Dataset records
## BEGIN

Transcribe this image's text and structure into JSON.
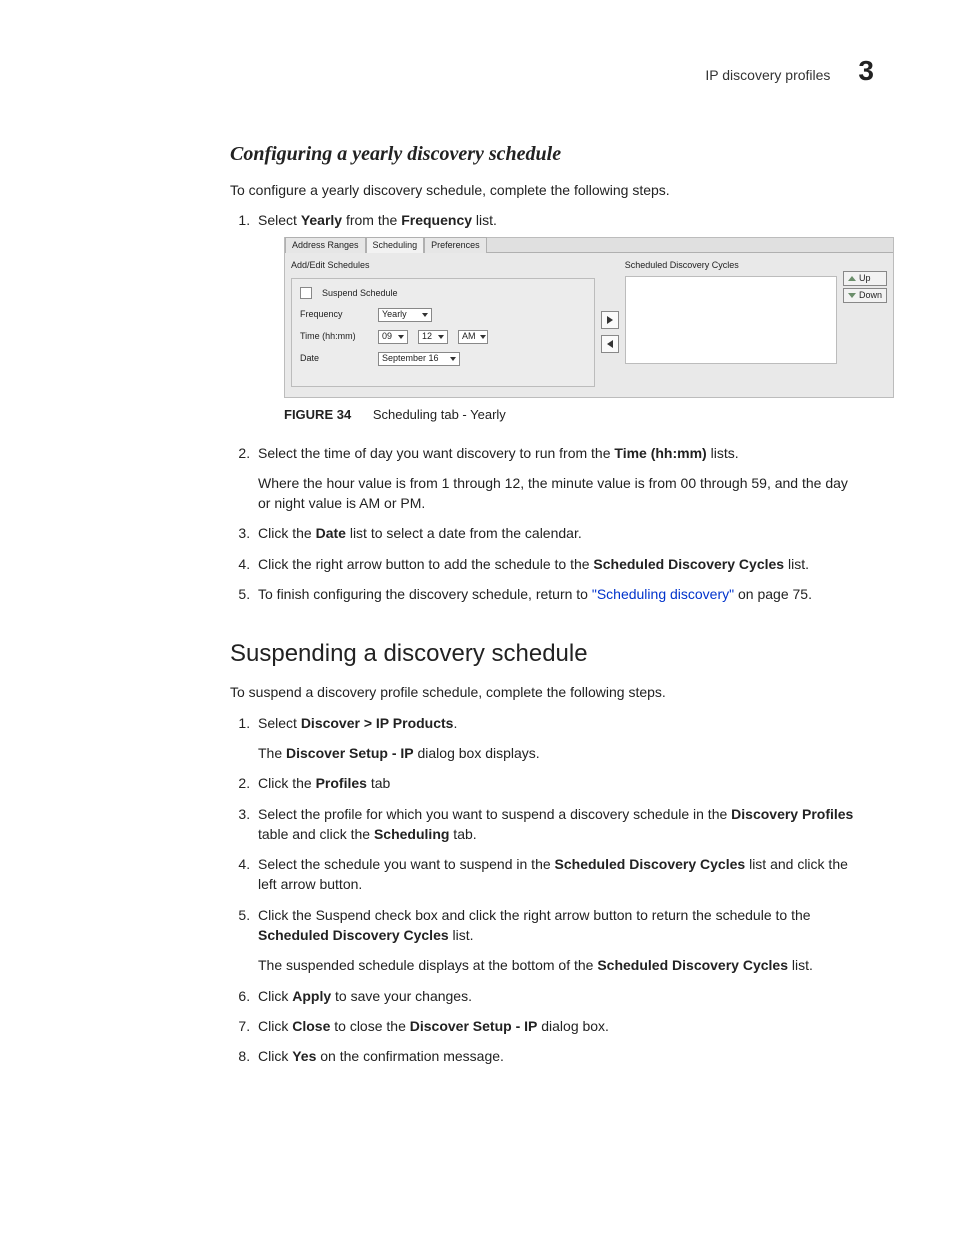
{
  "header": {
    "text": "IP discovery profiles",
    "chapter": "3"
  },
  "section1": {
    "title": "Configuring a yearly discovery schedule",
    "intro": "To configure a yearly discovery schedule, complete the following steps.",
    "steps": {
      "s1_a": "Select ",
      "s1_b": "Yearly",
      "s1_c": " from the ",
      "s1_d": "Frequency",
      "s1_e": " list.",
      "s2_a": "Select the time of day you want discovery to run from the ",
      "s2_b": "Time (hh:mm)",
      "s2_c": " lists.",
      "s2_note": "Where the hour value is from 1 through 12, the minute value is from 00 through 59, and the day or night value is AM or PM.",
      "s3_a": "Click the ",
      "s3_b": "Date",
      "s3_c": " list to select a date from the calendar.",
      "s4_a": "Click the right arrow button to add the schedule to the ",
      "s4_b": "Scheduled Discovery Cycles",
      "s4_c": " list.",
      "s5_a": "To finish configuring the discovery schedule, return to ",
      "s5_link": "\"Scheduling discovery\"",
      "s5_b": " on page 75."
    },
    "figure": {
      "label": "FIGURE 34",
      "caption": "Scheduling tab - Yearly"
    }
  },
  "ui": {
    "tabs": {
      "t1": "Address Ranges",
      "t2": "Scheduling",
      "t3": "Preferences"
    },
    "left_title": "Add/Edit Schedules",
    "suspend": "Suspend Schedule",
    "freq_label": "Frequency",
    "freq_value": "Yearly",
    "time_label": "Time (hh:mm)",
    "hh": "09",
    "mm": "12",
    "ampm": "AM",
    "date_label": "Date",
    "date_value": "September 16",
    "right_title": "Scheduled Discovery Cycles",
    "up": "Up",
    "down": "Down"
  },
  "section2": {
    "title": "Suspending a discovery schedule",
    "intro": "To suspend a discovery profile schedule, complete the following steps.",
    "steps": {
      "s1_a": "Select ",
      "s1_b": "Discover > IP Products",
      "s1_c": ".",
      "s1_note_a": "The ",
      "s1_note_b": "Discover Setup - IP",
      "s1_note_c": " dialog box displays.",
      "s2_a": "Click the ",
      "s2_b": "Profiles",
      "s2_c": " tab",
      "s3_a": "Select the profile for which you want to suspend a discovery schedule in the ",
      "s3_b": "Discovery Profiles",
      "s3_c": " table and click the ",
      "s3_d": "Scheduling",
      "s3_e": " tab.",
      "s4_a": "Select the schedule you want to suspend in the ",
      "s4_b": "Scheduled Discovery Cycles",
      "s4_c": " list and click the left arrow button.",
      "s5_a": "Click the Suspend check box and click the right arrow button to return the schedule to the ",
      "s5_b": "Scheduled Discovery Cycles",
      "s5_c": " list.",
      "s5_note_a": "The suspended schedule displays at the bottom of the ",
      "s5_note_b": "Scheduled Discovery Cycles",
      "s5_note_c": " list.",
      "s6_a": "Click ",
      "s6_b": "Apply",
      "s6_c": " to save your changes.",
      "s7_a": "Click ",
      "s7_b": "Close",
      "s7_c": " to close the ",
      "s7_d": "Discover Setup - IP",
      "s7_e": " dialog box.",
      "s8_a": "Click ",
      "s8_b": "Yes",
      "s8_c": " on the confirmation message."
    }
  }
}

## END

[PROBLEM REQUIREMENTS] Print the listing above in full, exactly as written. Omit any pictures.

[SOLUTION TO THIS PROBLEM]
Transcribe this image's text and structure into JSON.
{
  "header": {
    "text": "IP discovery profiles",
    "chapter": "3"
  },
  "section1": {
    "title": "Configuring a yearly discovery schedule",
    "intro": "To configure a yearly discovery schedule, complete the following steps.",
    "steps": {
      "s1_a": "Select ",
      "s1_b": "Yearly",
      "s1_c": " from the ",
      "s1_d": "Frequency",
      "s1_e": " list.",
      "s2_a": "Select the time of day you want discovery to run from the ",
      "s2_b": "Time (hh:mm)",
      "s2_c": " lists.",
      "s2_note": "Where the hour value is from 1 through 12, the minute value is from 00 through 59, and the day or night value is AM or PM.",
      "s3_a": "Click the ",
      "s3_b": "Date",
      "s3_c": " list to select a date from the calendar.",
      "s4_a": "Click the right arrow button to add the schedule to the ",
      "s4_b": "Scheduled Discovery Cycles",
      "s4_c": " list.",
      "s5_a": "To finish configuring the discovery schedule, return to ",
      "s5_link": "\"Scheduling discovery\"",
      "s5_b": " on page 75."
    },
    "figure": {
      "label": "FIGURE 34",
      "caption": "Scheduling tab - Yearly"
    }
  },
  "ui": {
    "tabs": {
      "t1": "Address Ranges",
      "t2": "Scheduling",
      "t3": "Preferences"
    },
    "left_title": "Add/Edit Schedules",
    "suspend": "Suspend Schedule",
    "freq_label": "Frequency",
    "freq_value": "Yearly",
    "time_label": "Time (hh:mm)",
    "hh": "09",
    "mm": "12",
    "ampm": "AM",
    "date_label": "Date",
    "date_value": "September 16",
    "right_title": "Scheduled Discovery Cycles",
    "up": "Up",
    "down": "Down"
  },
  "section2": {
    "title": "Suspending a discovery schedule",
    "intro": "To suspend a discovery profile schedule, complete the following steps.",
    "steps": {
      "s1_a": "Select ",
      "s1_b": "Discover > IP Products",
      "s1_c": ".",
      "s1_note_a": "The ",
      "s1_note_b": "Discover Setup - IP",
      "s1_note_c": " dialog box displays.",
      "s2_a": "Click the ",
      "s2_b": "Profiles",
      "s2_c": " tab",
      "s3_a": "Select the profile for which you want to suspend a discovery schedule in the ",
      "s3_b": "Discovery Profiles",
      "s3_c": " table and click the ",
      "s3_d": "Scheduling",
      "s3_e": " tab.",
      "s4_a": "Select the schedule you want to suspend in the ",
      "s4_b": "Scheduled Discovery Cycles",
      "s4_c": " list and click the left arrow button.",
      "s5_a": "Click the Suspend check box and click the right arrow button to return the schedule to the ",
      "s5_b": "Scheduled Discovery Cycles",
      "s5_c": " list.",
      "s5_note_a": "The suspended schedule displays at the bottom of the ",
      "s5_note_b": "Scheduled Discovery Cycles",
      "s5_note_c": " list.",
      "s6_a": "Click ",
      "s6_b": "Apply",
      "s6_c": " to save your changes.",
      "s7_a": "Click ",
      "s7_b": "Close",
      "s7_c": " to close the ",
      "s7_d": "Discover Setup - IP",
      "s7_e": " dialog box.",
      "s8_a": "Click ",
      "s8_b": "Yes",
      "s8_c": " on the confirmation message."
    }
  }
}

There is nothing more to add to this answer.